### [Task]
State how many lines in the records hold the word "刑法犯検挙率", giving the number and no other text.

[Some records]
##########

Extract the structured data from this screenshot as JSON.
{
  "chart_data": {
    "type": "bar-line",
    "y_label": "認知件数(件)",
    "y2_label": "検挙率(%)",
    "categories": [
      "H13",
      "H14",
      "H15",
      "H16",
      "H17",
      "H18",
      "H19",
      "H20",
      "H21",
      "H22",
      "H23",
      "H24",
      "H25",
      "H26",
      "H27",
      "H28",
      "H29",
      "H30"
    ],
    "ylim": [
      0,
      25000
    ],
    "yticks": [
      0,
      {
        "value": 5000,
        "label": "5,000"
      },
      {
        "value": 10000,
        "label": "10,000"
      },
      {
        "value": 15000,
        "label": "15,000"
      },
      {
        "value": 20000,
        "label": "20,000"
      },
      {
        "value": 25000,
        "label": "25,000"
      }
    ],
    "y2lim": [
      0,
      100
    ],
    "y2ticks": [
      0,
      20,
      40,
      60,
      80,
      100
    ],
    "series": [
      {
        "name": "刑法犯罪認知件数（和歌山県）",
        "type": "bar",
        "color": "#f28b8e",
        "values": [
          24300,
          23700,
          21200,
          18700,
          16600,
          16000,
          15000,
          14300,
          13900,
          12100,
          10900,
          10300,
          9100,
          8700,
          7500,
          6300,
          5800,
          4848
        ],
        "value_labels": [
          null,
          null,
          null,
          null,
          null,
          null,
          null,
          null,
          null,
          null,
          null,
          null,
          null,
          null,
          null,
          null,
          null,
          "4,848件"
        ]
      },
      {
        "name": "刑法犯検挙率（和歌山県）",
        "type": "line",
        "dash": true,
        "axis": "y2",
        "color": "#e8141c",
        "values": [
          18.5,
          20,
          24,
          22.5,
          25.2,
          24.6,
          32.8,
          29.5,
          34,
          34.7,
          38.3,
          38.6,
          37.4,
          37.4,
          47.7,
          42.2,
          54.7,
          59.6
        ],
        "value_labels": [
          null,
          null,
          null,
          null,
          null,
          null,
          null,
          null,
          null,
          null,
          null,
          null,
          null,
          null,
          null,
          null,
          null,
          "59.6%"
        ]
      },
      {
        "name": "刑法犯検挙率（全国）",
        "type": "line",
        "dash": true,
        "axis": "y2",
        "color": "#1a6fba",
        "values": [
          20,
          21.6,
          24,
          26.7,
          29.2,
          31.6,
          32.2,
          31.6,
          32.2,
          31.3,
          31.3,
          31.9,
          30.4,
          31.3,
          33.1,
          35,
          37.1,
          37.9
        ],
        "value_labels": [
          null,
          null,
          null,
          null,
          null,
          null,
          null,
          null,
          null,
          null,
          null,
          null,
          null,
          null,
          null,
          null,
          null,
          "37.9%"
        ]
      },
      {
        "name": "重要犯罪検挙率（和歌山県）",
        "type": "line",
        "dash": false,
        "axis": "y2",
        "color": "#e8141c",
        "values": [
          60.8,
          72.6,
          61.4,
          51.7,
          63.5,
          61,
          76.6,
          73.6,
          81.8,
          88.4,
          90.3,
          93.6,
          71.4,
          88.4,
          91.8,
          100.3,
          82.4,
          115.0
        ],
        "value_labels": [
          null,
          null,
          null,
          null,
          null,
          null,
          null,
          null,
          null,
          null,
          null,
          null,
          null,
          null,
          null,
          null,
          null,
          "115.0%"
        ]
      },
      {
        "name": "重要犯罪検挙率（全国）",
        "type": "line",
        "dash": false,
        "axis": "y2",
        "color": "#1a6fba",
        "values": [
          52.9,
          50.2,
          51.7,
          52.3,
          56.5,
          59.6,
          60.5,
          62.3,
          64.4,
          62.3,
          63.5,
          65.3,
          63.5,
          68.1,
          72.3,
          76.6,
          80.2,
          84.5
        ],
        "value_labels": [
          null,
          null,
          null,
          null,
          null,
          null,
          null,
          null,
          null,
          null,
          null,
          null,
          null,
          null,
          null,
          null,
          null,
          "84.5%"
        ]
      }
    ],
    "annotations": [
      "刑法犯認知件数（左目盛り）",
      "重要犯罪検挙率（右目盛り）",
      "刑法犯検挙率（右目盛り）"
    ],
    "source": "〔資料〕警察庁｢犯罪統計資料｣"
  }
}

##########

### [The solution]
3